§ **EXCERPT PROVIDED**
🔐

Finite Field Arithmetic
for Cryptography

Theory, Standards, and Hardware/Software Implementation

Modern Cryptography Series · Presentation 1 of 10

Navigate: arrow keys or swipe · Press ESC for overview

Agenda

01 What is a Finite Field?

Algebraic foundations — groups, rings, fields

02 GF(p) — Prime Fields

Modular arithmetic, properties, and crypto primes

03 GF(2ⁿ) — Binary Extension Fields

Polynomial basis, irreducible polynomials, XOR arithmetic

04 Fields in Cryptographic Standards

AES, ECC curves, and why each field was chosen

05 Hardware Implementation

SoC, FPGA, software — Montgomery multiplication

06 SystemVerilog Examples

GF(2⁸) multiplier, modular arithmetic RTL

07 Python Examples

Galois field classes, ECC field arithmetic

08 Performance & Trade-offs

LUT vs. combinational vs. pipelined comparison

What is a Finite Field?

Group

(G, +)

Closure, associativity, identity, inverses

Ring

(R, +, ×)

Group under +; closure & associativity under ×; distributive law

Field

(F, +, ×)

Ring where every non-zero element has a multiplicative inverse

Finite Field

GF(pⁿ)

A field with a finite number of elements. Exists iff |F| = pⁿ (p prime)

Key Properties

Exists uniquely for every prime power pⁿ

Characteristic p: adding 1 to itself p times gives 0

GF(p): prime field — integers mod p

GF(pⁿ): extension field — polynomials mod irreducible poly

All arithmetic stays within the field (closure)

Every non-zero element has a multiplicative inverse

Named after Évariste Galois (1811–1832)

Foundation of AES, ECC, error-correcting codes, and more

GF(p) — Prime Fields

GF(p) = { 0, 1, 2, …, p−1 } where p is prime

All operations performed modulo p. Addition, subtraction, multiplication, and division (via modular inverse) produce results within the field.

Example: GF(7) Addition Table

+	0	1	2	3	4	5	6
0	0	1	2	3	4	5	6
1	1	2	3	4	5	6	0
2	2	3	4	5	6	0	1
3	3	4	5	6	0	1	2
4	4	5	6	0	1	2	3
5	5	6	0	1	2	3	4
6	6	0	1	2	3	4	5

Notice the wrap-around — results never exceed 6

Prime Fields in Cryptography

P-256 128-bit security
p = 2²⁵⁶ − 2²²⁴ + 2¹⁹² + 2⁹⁶ − 1
TLS, ECDSA, ECDH, FIDO2

Curve25519 ~128-bit security
p = 2²⁵⁵ − 19
Signal, WireGuard, SSH, TLS 1.3

P-384 192-bit security
p = 2³⁸⁴ − 2¹²⁸ − 2⁹⁶ + 2³² − 1
Suite B, high-security TLS

P-521 ~260-bit security
p = 2⁵²¹ − 1 (Mersenne prime)

§ **LISTING**
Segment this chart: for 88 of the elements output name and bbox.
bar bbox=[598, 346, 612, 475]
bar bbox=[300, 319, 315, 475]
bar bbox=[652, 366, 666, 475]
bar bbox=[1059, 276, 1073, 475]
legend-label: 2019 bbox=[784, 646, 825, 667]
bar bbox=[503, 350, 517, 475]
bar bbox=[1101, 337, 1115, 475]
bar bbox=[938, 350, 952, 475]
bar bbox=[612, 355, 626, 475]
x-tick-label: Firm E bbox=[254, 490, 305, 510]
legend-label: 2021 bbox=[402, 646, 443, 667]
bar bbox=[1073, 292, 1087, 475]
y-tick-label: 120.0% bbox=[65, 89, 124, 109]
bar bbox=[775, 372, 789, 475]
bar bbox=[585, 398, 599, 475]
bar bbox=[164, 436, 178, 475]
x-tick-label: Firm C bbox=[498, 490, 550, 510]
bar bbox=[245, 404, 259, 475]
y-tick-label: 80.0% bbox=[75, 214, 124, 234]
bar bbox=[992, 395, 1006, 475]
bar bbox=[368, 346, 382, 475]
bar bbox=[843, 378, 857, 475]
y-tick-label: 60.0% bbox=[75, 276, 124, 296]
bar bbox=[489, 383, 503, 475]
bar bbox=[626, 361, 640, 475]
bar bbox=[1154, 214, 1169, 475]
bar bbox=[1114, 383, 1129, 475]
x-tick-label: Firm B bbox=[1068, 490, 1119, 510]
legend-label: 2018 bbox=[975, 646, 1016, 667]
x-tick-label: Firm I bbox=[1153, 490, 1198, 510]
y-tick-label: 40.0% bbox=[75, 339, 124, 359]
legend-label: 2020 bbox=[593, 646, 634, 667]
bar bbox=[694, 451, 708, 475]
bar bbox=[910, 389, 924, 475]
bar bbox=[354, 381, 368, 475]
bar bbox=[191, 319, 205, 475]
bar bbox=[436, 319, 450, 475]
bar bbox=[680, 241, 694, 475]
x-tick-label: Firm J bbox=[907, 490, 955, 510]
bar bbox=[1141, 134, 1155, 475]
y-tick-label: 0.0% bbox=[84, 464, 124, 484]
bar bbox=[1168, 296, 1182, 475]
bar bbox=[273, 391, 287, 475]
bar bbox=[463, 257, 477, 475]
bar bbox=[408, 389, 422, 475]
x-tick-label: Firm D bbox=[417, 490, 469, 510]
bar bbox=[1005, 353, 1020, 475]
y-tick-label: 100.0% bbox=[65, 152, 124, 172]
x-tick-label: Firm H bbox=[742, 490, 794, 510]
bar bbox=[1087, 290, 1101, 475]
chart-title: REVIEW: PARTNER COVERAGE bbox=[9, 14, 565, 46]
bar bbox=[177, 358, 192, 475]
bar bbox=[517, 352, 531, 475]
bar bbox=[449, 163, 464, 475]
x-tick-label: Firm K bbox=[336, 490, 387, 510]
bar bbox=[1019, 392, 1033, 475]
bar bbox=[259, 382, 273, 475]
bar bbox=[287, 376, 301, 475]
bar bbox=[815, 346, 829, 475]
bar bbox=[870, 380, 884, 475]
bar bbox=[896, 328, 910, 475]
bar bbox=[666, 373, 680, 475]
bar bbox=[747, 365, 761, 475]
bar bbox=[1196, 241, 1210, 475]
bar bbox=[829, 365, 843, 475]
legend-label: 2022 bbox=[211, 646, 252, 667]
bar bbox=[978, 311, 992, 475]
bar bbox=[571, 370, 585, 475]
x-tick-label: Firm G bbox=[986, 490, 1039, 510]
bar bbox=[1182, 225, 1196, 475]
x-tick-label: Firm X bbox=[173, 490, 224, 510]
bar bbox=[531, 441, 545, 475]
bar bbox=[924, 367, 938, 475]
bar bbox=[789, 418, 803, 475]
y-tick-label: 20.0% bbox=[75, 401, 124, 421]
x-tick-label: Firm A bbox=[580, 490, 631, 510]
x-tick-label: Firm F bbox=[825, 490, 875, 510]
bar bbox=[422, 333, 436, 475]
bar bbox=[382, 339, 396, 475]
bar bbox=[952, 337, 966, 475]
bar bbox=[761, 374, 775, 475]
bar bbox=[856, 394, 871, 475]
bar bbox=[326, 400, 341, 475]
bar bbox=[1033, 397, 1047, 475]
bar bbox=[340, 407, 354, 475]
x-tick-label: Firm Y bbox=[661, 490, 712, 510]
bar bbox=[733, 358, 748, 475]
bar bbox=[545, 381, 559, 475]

§ **REQUIRED ACTIONS**
1. In the finite field arithmetic presentation, list each curve named under "Prime Fields in Cryptography" with the security level given for it.
2. Pick up the finite field arithmetic presentation right after its final line, "p = 2⁵²¹ − 1 (Mersenne prime)", and keep writing.

§ **EXPECTED ANSWERS**
1.
P-256: 128-bit security
Curve25519: ~128-bit security
P-384: 192-bit security
P-521: ~260-bit security

2.
Curve448 224-bit security
p = 2⁴⁴⁸ − 2²²⁴ − 1 (Goldilocks prime)

GF(2ⁿ) — Binary Extension Fields

Elements are polynomials over GF(2) with binary coefficients {0, 1}
Arithmetic mod an irreducible polynomial of degree n. Addition = XOR, Multiplication = polynomial multiply + reduce.

🔒 GF(2⁸) — The AES Field

Irreducible polynomial (AES standard):

m(x) = x⁸ + x⁴ + x³ + x + 1 (0x11B)

256 elements — each is a byte (8 bits)

Add: 0x57 ⊕ 0x83 = 0xD4

01010111 XOR 10000011 = 11010100

Mul: 0x57 × 0x83 = 0xC1 (mod m(x))

Polynomial multiply, then reduce mod x⁸+x⁴+x³+x+1

Why Binary Extension Fields?

Addition = XOR → no carry propagation, single gate per bit

Maps naturally to digital hardware (bits = coefficients)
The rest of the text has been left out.